▸ WHAT IS NEEDED
Every entry must be echoed exactly.

====== RECORDS TO PROCESS

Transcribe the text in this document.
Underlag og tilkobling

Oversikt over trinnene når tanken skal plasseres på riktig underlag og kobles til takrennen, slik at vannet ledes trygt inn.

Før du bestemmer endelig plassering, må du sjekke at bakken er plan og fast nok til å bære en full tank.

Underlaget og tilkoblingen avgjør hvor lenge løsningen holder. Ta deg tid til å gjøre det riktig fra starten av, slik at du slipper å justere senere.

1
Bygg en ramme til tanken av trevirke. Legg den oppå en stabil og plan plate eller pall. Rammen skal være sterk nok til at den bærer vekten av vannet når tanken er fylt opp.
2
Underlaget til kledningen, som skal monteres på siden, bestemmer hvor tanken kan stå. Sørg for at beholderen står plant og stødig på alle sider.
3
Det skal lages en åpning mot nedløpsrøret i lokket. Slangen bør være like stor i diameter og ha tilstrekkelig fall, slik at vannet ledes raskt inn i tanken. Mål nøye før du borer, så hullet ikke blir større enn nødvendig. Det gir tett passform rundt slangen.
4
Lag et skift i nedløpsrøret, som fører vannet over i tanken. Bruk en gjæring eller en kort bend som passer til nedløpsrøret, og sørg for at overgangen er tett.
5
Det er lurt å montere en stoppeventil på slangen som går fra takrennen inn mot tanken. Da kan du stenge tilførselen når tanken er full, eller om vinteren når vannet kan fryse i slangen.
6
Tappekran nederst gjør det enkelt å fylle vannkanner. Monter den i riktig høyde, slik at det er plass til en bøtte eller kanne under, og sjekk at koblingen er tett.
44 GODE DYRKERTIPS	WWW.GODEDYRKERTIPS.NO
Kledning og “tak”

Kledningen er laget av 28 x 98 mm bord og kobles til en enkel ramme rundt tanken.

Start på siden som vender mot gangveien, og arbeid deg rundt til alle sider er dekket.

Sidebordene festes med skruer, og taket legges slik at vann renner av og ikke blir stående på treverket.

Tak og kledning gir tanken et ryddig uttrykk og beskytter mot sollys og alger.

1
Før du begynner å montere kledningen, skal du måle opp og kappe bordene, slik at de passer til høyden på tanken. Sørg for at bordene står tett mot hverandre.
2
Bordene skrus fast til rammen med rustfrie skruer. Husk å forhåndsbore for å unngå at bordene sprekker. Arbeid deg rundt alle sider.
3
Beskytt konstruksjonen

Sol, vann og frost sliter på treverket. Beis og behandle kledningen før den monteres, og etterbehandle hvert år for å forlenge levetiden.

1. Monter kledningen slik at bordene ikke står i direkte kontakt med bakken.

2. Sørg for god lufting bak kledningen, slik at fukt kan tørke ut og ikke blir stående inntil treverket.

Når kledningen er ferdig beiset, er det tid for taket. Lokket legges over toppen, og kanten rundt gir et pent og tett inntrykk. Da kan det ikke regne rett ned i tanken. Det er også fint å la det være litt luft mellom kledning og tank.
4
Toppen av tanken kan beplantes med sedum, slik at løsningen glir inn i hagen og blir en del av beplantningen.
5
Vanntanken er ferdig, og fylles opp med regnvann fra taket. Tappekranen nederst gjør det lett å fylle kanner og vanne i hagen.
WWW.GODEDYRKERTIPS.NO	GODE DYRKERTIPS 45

============

▸ RESULT BELOW
Transcribe the text in this document.
Underlag og tilkobling

Oversikt over trinnene når tanken skal plasseres på riktig underlag og kobles til takrennen, slik at vannet ledes trygt inn.

Før du bestemmer endelig plassering, må du sjekke at bakken er plan og fast nok til å bære en full tank.

Underlaget og tilkoblingen avgjør hvor lenge løsningen holder. Ta deg tid til å gjøre det riktig fra starten av, slik at du slipper å justere senere.

1
Bygg en ramme til tanken av trevirke. Legg den oppå en stabil og plan plate eller pall. Rammen skal være sterk nok til at den bærer vekten av vannet når tanken er fylt opp.
2
Underlaget til kledningen, som skal monteres på siden, bestemmer hvor tanken kan stå. Sørg for at beholderen står plant og stødig på alle sider.
3
Det skal lages en åpning mot nedløpsrøret i lokket. Slangen bør være like stor i diameter og ha tilstrekkelig fall, slik at vannet ledes raskt inn i tanken. Mål nøye før du borer, så hullet ikke blir større enn nødvendig. Det gir tett passform rundt slangen.
4
Lag et skift i nedløpsrøret, som fører vannet over i tanken. Bruk en gjæring eller en kort bend som passer til nedløpsrøret, og sørg for at overgangen er tett.
5
Det er lurt å montere en stoppeventil på slangen som går fra takrennen inn mot tanken. Da kan du stenge tilførselen når tanken er full, eller om vinteren når vannet kan fryse i slangen.
6
Tappekran nederst gjør det enkelt å fylle vannkanner. Monter den i riktig høyde, slik at det er plass til en bøtte eller kanne under, og sjekk at koblingen er tett.
44 GODE DYRKERTIPS	WWW.GODEDYRKERTIPS.NO
Kledning og “tak”

Kledningen er laget av 28 x 98 mm bord og kobles til en enkel ramme rundt tanken.

Start på siden som vender mot gangveien, og arbeid deg rundt til alle sider er dekket.

Sidebordene festes med skruer, og taket legges slik at vann renner av og ikke blir stående på treverket.

Tak og kledning gir tanken et ryddig uttrykk og beskytter mot sollys og alger.

1
Før du begynner å montere kledningen, skal du måle opp og kappe bordene, slik at de passer til høyden på tanken. Sørg for at bordene står tett mot hverandre.
2
Bordene skrus fast til rammen med rustfrie skruer. Husk å forhåndsbore for å unngå at bordene sprekker. Arbeid deg rundt alle sider.
3
Beskytt konstruksjonen

Sol, vann og frost sliter på treverket. Beis og behandle kledningen før den monteres, og etterbehandle hvert år for å forlenge levetiden.

1. Monter kledningen slik at bordene ikke står i direkte kontakt med bakken.

2. Sørg for god lufting bak kledningen, slik at fukt kan tørke ut og ikke blir stående inntil treverket.

Når kledningen er ferdig beiset, er det tid for taket. Lokket legges over toppen, og kanten rundt gir et pent og tett inntrykk. Da kan det ikke regne rett ned i tanken. Det er også fint å la det være litt luft mellom kledning og tank.
4
Toppen av tanken kan beplantes med sedum, slik at løsningen glir inn i hagen og blir en del av beplantningen.
5
Vanntanken er ferdig, og fylles opp med regnvann fra taket. Tappekranen nederst gjør det lett å fylle kanner og vanne i hagen.
WWW.GODEDYRKERTIPS.NO	GODE DYRKERTIPS 45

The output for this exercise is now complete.